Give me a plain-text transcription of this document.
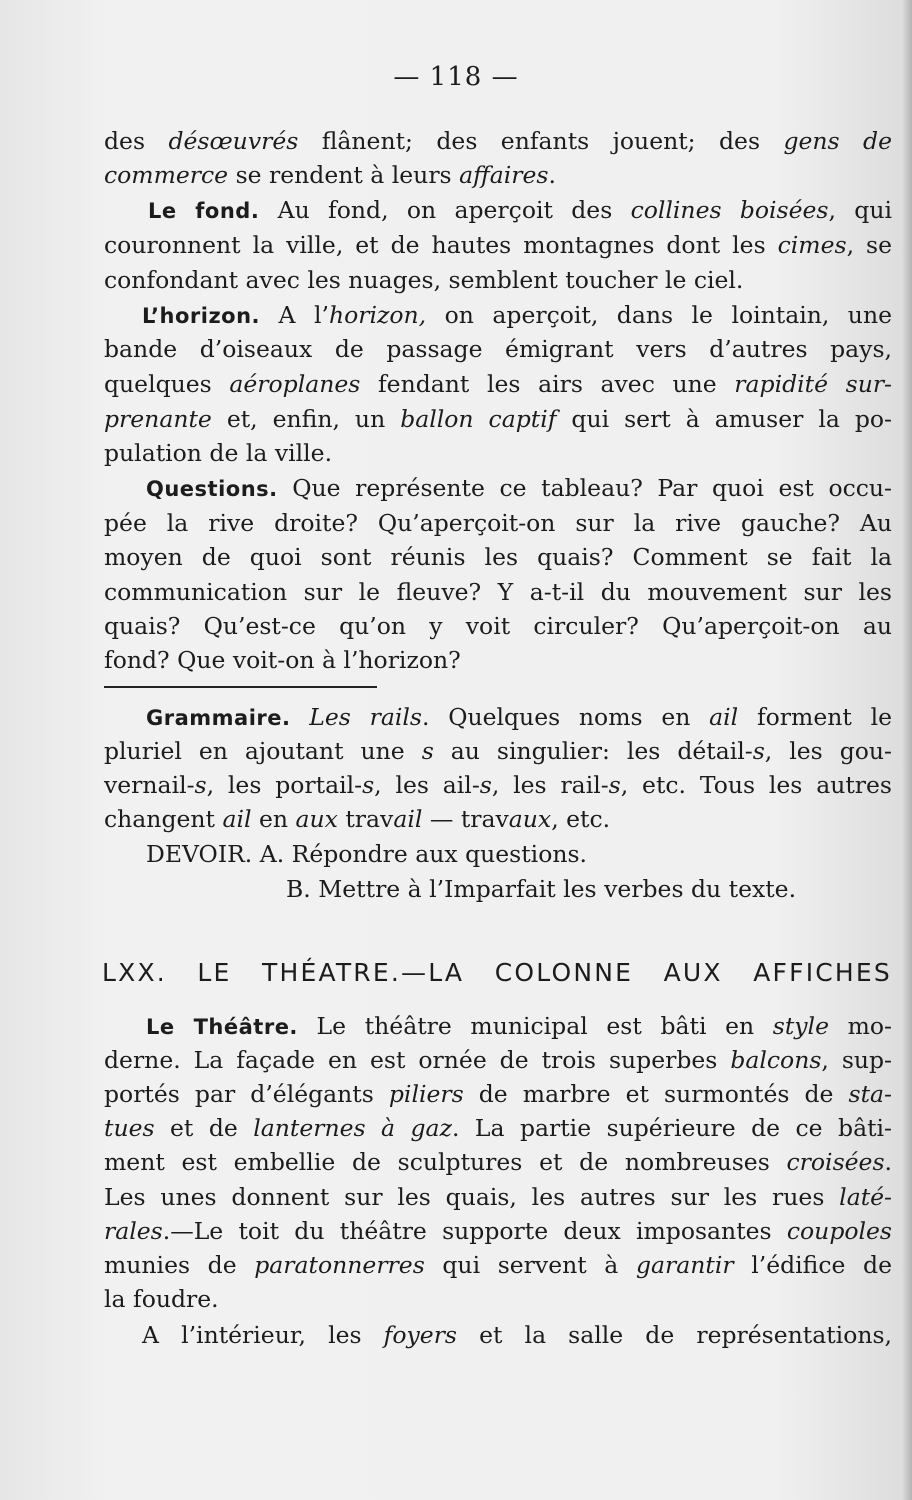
— 118 —
des désœuvrés flânent; des enfants jouent; des gens de
commerce se rendent à leurs affaires.
Le fond. Au fond, on aperçoit des collines boisées, qui
couronnent la ville, et de hautes montagnes dont les cimes, se
confondant avec les nuages, semblent toucher le ciel.
L’horizon. A l’horizon, on aperçoit, dans le lointain, une
bande d’oiseaux de passage émigrant vers d’autres pays,
quelques aéroplanes fendant les airs avec une rapidité sur-
prenante et, enfin, un ballon captif qui sert à amuser la po-
pulation de la ville.
Questions. Que représente ce tableau? Par quoi est occu-
pée la rive droite? Qu’aperçoit-on sur la rive gauche? Au
moyen de quoi sont réunis les quais? Comment se fait la
communication sur le fleuve? Y a-t-il du mouvement sur les
quais? Qu’est-ce qu’on y voit circuler? Qu’aperçoit-on au
fond? Que voit-on à l’horizon?
Grammaire. Les rails. Quelques noms en ail forment le
pluriel en ajoutant une s au singulier: les détail-s, les gou-
vernail-s, les portail-s, les ail-s, les rail-s, etc. Tous les autres
changent ail en aux travail — travaux, etc.
DEVOIR. A. Répondre aux questions.
B. Mettre à l’Imparfait les verbes du texte.
LXX. LE THÉATRE.—LA COLONNE AUX AFFICHES
Le Théâtre. Le théâtre municipal est bâti en style mo-
derne. La façade en est ornée de trois superbes balcons, sup-
portés par d’élégants piliers de marbre et surmontés de sta-
tues et de lanternes à gaz. La partie supérieure de ce bâti-
ment est embellie de sculptures et de nombreuses croisées.
Les unes donnent sur les quais, les autres sur les rues laté-
rales.—Le toit du théâtre supporte deux imposantes coupoles
munies de paratonnerres qui servent à garantir l’édifice de
la foudre.
A l’intérieur, les foyers et la salle de représentations,
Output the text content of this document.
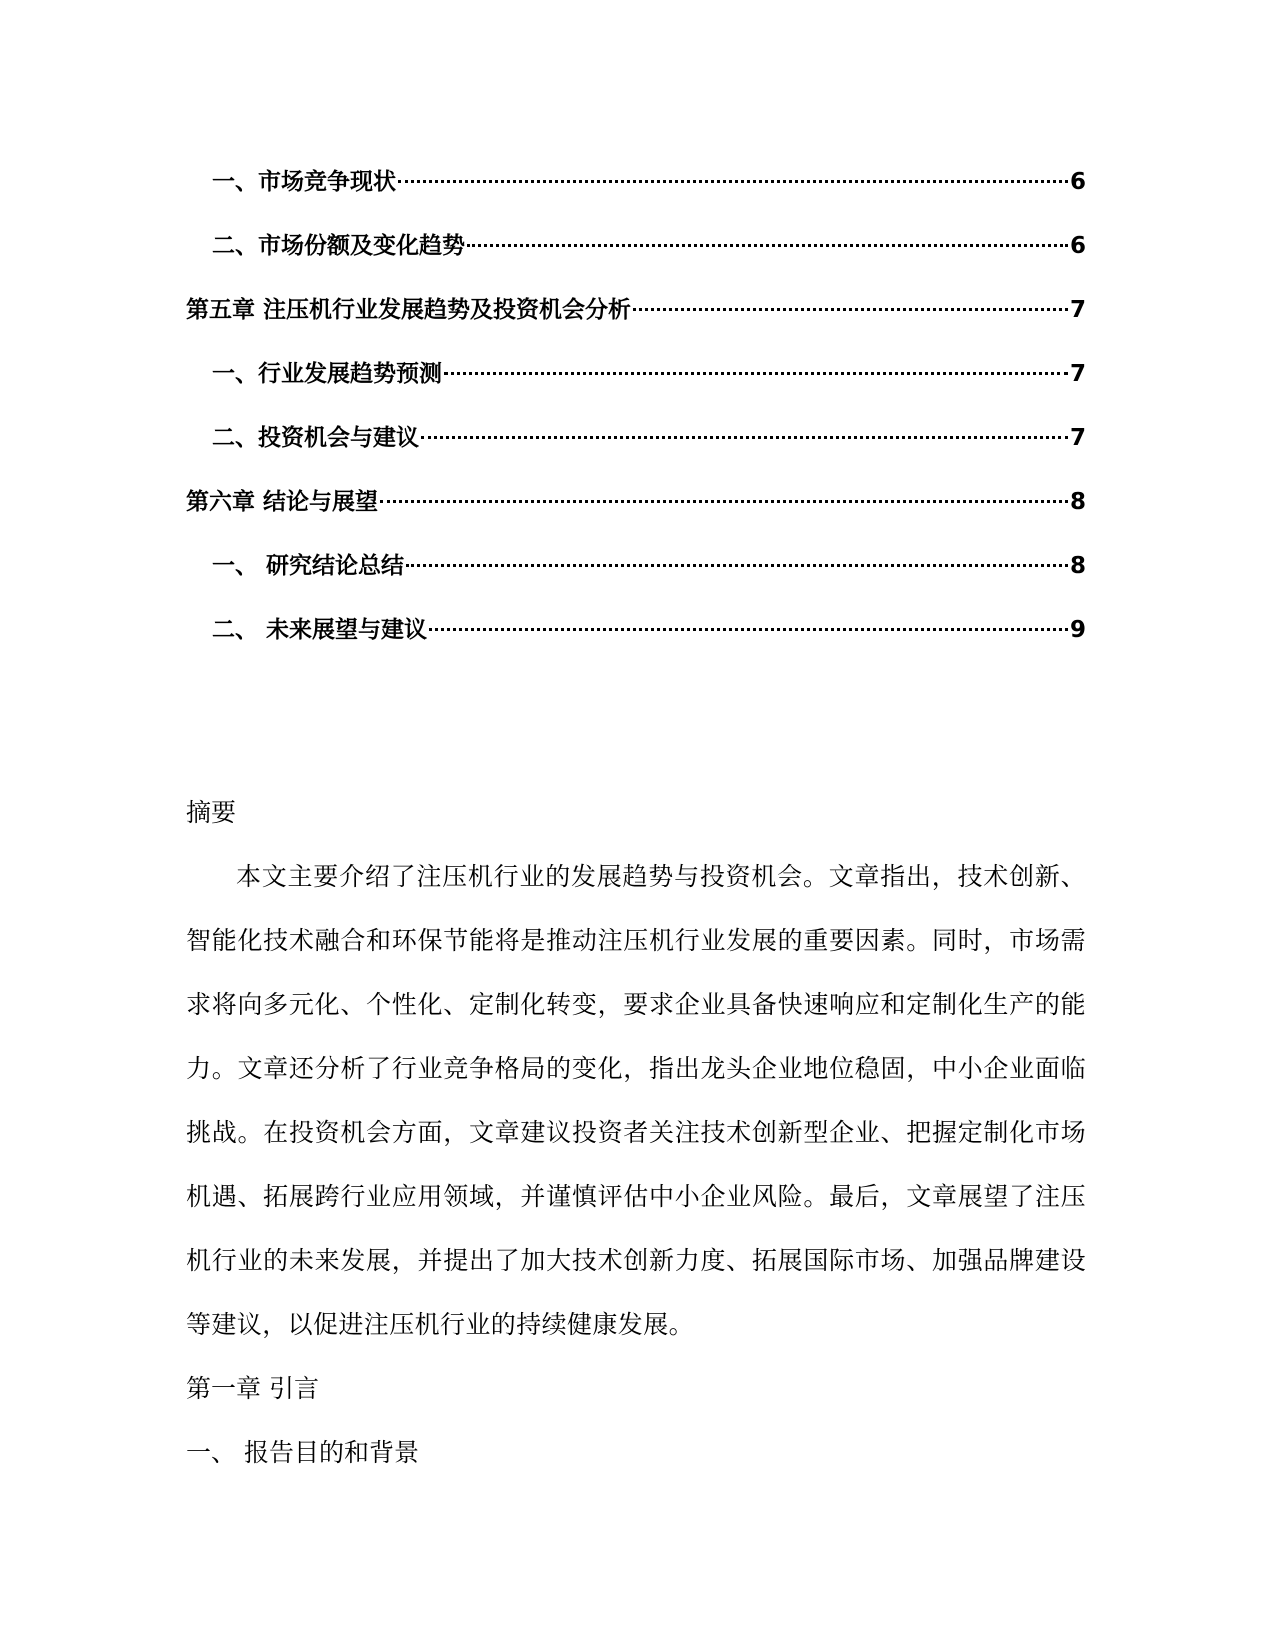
一、市场竞争现状	6
二、市场份额及变化趋势	6
第五章 注压机行业发展趋势及投资机会分析	7
一、行业发展趋势预测	7
二、投资机会与建议	7
第六章 结论与展望	8
一、 研究结论总结	8
二、 未来展望与建议	9
摘要

本文主要介绍了注压机行业的发展趋势与投资机会。文章指出，技术创新、智能化技术融合和环保节能将是推动注压机行业发展的重要因素。同时，市场需求将向多元化、个性化、定制化转变，要求企业具备快速响应和定制化生产的能力。文章还分析了行业竞争格局的变化，指出龙头企业地位稳固，中小企业面临挑战。在投资机会方面，文章建议投资者关注技术创新型企业、把握定制化市场机遇、拓展跨行业应用领域，并谨慎评估中小企业风险。最后，文章展望了注压机行业的未来发展，并提出了加大技术创新力度、拓展国际市场、加强品牌建设等建议，以促进注压机行业的持续健康发展。

第一章 引言
一、 报告目的和背景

+++++

_What you need to do_
Return the records exactly. Don't carry the pictures over.

_Response to the task_
Give me a plain-text transcription of this document.
— 118 —
des désœuvrés flânent; des enfants jouent; des gens de
commerce se rendent à leurs affaires.
Le fond. Au fond, on aperçoit des collines boisées, qui
couronnent la ville, et de hautes montagnes dont les cimes, se
confondant avec les nuages, semblent toucher le ciel.
L’horizon. A l’horizon, on aperçoit, dans le lointain, une
bande d’oiseaux de passage émigrant vers d’autres pays,
quelques aéroplanes fendant les airs avec une rapidité sur-
prenante et, enfin, un ballon captif qui sert à amuser la po-
pulation de la ville.
Questions. Que représente ce tableau? Par quoi est occu-
pée la rive droite? Qu’aperçoit-on sur la rive gauche? Au
moyen de quoi sont réunis les quais? Comment se fait la
communication sur le fleuve? Y a-t-il du mouvement sur les
quais? Qu’est-ce qu’on y voit circuler? Qu’aperçoit-on au
fond? Que voit-on à l’horizon?
Grammaire. Les rails. Quelques noms en ail forment le
pluriel en ajoutant une s au singulier: les détail-s, les gou-
vernail-s, les portail-s, les ail-s, les rail-s, etc. Tous les autres
changent ail en aux travail — travaux, etc.
DEVOIR. A. Répondre aux questions.
B. Mettre à l’Imparfait les verbes du texte.
LXX. LE THÉATRE.—LA COLONNE AUX AFFICHES
Le Théâtre. Le théâtre municipal est bâti en style mo-
derne. La façade en est ornée de trois superbes balcons, sup-
portés par d’élégants piliers de marbre et surmontés de sta-
tues et de lanternes à gaz. La partie supérieure de ce bâti-
ment est embellie de sculptures et de nombreuses croisées.
Les unes donnent sur les quais, les autres sur les rues laté-
rales.—Le toit du théâtre supporte deux imposantes coupoles
munies de paratonnerres qui servent à garantir l’édifice de
la foudre.
A l’intérieur, les foyers et la salle de représentations,
Output the text content of this document.
一、市场竞争现状	6
二、市场份额及变化趋势	6
第五章 注压机行业发展趋势及投资机会分析	7
一、行业发展趋势预测	7
二、投资机会与建议	7
第六章 结论与展望	8
一、 研究结论总结	8
二、 未来展望与建议	9
摘要

本文主要介绍了注压机行业的发展趋势与投资机会。文章指出，技术创新、智能化技术融合和环保节能将是推动注压机行业发展的重要因素。同时，市场需求将向多元化、个性化、定制化转变，要求企业具备快速响应和定制化生产的能力。文章还分析了行业竞争格局的变化，指出龙头企业地位稳固，中小企业面临挑战。在投资机会方面，文章建议投资者关注技术创新型企业、把握定制化市场机遇、拓展跨行业应用领域，并谨慎评估中小企业风险。最后，文章展望了注压机行业的未来发展，并提出了加大技术创新力度、拓展国际市场、加强品牌建设等建议，以促进注压机行业的持续健康发展。

第一章 引言
一、 报告目的和背景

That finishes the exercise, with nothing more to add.